<<<<

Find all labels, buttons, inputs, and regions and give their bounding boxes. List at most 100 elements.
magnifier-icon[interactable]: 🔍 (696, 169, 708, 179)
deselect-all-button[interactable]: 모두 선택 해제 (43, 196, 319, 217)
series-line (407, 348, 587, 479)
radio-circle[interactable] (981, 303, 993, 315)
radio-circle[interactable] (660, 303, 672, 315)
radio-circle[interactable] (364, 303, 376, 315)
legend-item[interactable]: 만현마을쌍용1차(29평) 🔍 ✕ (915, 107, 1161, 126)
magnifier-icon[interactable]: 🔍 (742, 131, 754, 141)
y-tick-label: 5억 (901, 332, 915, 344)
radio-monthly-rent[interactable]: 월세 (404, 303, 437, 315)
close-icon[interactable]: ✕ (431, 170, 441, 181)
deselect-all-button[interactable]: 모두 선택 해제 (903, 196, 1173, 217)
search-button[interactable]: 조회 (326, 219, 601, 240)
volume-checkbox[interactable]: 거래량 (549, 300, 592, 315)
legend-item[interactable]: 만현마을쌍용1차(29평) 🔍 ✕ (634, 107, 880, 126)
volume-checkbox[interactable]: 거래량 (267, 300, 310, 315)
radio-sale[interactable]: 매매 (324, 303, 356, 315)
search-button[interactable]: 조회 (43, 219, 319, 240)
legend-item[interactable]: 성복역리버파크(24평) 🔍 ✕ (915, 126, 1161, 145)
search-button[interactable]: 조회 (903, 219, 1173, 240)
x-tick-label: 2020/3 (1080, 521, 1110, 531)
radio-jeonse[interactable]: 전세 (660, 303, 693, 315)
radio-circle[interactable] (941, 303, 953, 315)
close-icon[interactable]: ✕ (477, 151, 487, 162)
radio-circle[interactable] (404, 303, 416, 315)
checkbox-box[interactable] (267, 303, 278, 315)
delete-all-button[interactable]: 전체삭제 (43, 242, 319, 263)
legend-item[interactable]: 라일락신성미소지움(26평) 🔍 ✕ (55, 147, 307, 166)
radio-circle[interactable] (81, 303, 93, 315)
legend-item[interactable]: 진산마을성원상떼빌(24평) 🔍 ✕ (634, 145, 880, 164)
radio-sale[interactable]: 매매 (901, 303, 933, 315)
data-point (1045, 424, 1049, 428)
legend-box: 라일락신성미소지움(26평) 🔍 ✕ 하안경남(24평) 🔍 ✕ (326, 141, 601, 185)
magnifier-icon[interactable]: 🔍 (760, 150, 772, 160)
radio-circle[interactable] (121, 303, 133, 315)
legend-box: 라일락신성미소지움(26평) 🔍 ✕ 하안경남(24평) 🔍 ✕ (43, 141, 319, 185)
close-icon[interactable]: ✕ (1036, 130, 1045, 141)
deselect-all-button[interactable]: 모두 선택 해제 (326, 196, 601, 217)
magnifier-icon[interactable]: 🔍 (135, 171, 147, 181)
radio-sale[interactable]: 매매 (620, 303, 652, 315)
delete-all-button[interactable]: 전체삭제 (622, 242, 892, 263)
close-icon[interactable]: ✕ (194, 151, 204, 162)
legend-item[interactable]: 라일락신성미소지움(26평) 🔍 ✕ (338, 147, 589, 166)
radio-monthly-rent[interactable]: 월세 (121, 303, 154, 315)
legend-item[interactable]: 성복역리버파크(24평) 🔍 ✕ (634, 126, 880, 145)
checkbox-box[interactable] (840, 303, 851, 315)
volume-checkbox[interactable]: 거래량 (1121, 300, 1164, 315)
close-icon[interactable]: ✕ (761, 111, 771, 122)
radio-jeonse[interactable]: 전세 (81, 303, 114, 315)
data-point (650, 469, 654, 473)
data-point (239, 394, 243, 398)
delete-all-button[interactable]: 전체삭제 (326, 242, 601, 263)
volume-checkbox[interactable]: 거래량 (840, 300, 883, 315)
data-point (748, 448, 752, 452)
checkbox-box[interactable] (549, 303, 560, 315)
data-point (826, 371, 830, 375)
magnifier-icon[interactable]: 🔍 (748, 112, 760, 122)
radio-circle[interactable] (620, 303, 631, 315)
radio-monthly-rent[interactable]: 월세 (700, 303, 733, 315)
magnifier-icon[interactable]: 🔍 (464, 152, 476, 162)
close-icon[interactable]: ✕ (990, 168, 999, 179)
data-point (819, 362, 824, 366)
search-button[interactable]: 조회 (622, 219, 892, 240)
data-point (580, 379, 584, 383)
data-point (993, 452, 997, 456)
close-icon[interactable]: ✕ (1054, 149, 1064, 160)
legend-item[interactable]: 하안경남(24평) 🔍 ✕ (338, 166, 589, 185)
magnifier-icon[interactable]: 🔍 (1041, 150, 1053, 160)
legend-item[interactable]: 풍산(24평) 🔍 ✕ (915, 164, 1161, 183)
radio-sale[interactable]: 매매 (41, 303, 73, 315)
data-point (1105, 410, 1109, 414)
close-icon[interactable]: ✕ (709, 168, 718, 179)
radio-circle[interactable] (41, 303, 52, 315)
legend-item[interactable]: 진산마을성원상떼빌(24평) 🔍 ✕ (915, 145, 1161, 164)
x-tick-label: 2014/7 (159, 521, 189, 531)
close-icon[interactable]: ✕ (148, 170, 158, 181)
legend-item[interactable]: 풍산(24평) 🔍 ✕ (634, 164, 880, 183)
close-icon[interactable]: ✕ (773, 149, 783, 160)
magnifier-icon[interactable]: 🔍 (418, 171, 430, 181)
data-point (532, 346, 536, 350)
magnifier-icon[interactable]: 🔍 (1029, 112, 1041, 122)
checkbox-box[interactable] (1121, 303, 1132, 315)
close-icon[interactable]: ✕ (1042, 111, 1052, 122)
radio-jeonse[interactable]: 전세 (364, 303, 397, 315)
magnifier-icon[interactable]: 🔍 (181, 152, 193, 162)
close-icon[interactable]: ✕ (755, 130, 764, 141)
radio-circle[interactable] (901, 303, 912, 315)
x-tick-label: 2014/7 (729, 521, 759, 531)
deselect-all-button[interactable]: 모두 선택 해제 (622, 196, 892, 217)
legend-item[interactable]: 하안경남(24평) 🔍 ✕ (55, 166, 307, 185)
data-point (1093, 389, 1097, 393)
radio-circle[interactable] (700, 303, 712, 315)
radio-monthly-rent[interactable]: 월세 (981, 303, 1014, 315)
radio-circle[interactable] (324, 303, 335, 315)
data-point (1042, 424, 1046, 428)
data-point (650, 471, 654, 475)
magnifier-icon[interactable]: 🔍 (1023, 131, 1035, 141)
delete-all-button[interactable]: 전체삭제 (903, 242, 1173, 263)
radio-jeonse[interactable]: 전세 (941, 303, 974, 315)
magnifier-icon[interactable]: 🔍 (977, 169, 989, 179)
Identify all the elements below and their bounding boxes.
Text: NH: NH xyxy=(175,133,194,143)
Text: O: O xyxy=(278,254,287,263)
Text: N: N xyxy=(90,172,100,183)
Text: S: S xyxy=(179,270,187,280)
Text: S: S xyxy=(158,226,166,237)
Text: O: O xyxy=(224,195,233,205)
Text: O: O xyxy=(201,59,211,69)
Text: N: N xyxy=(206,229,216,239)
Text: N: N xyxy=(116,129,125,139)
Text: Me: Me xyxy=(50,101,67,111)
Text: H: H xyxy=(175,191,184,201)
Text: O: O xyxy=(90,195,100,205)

>>>>

Copy the data from the first line through the line containing "radio-circle[interactable] (981, 303, 993, 315)", inclusive, substituting "trend-line" for "series-line" and changing nothing else.

# Solution to this exercise:
Find all labels, buttons, inputs, and regions and give their bounding boxes. List at most 100 elements.
magnifier-icon[interactable]: 🔍 (696, 169, 708, 179)
deselect-all-button[interactable]: 모두 선택 해제 (43, 196, 319, 217)
trend-line (407, 348, 587, 479)
radio-circle[interactable] (981, 303, 993, 315)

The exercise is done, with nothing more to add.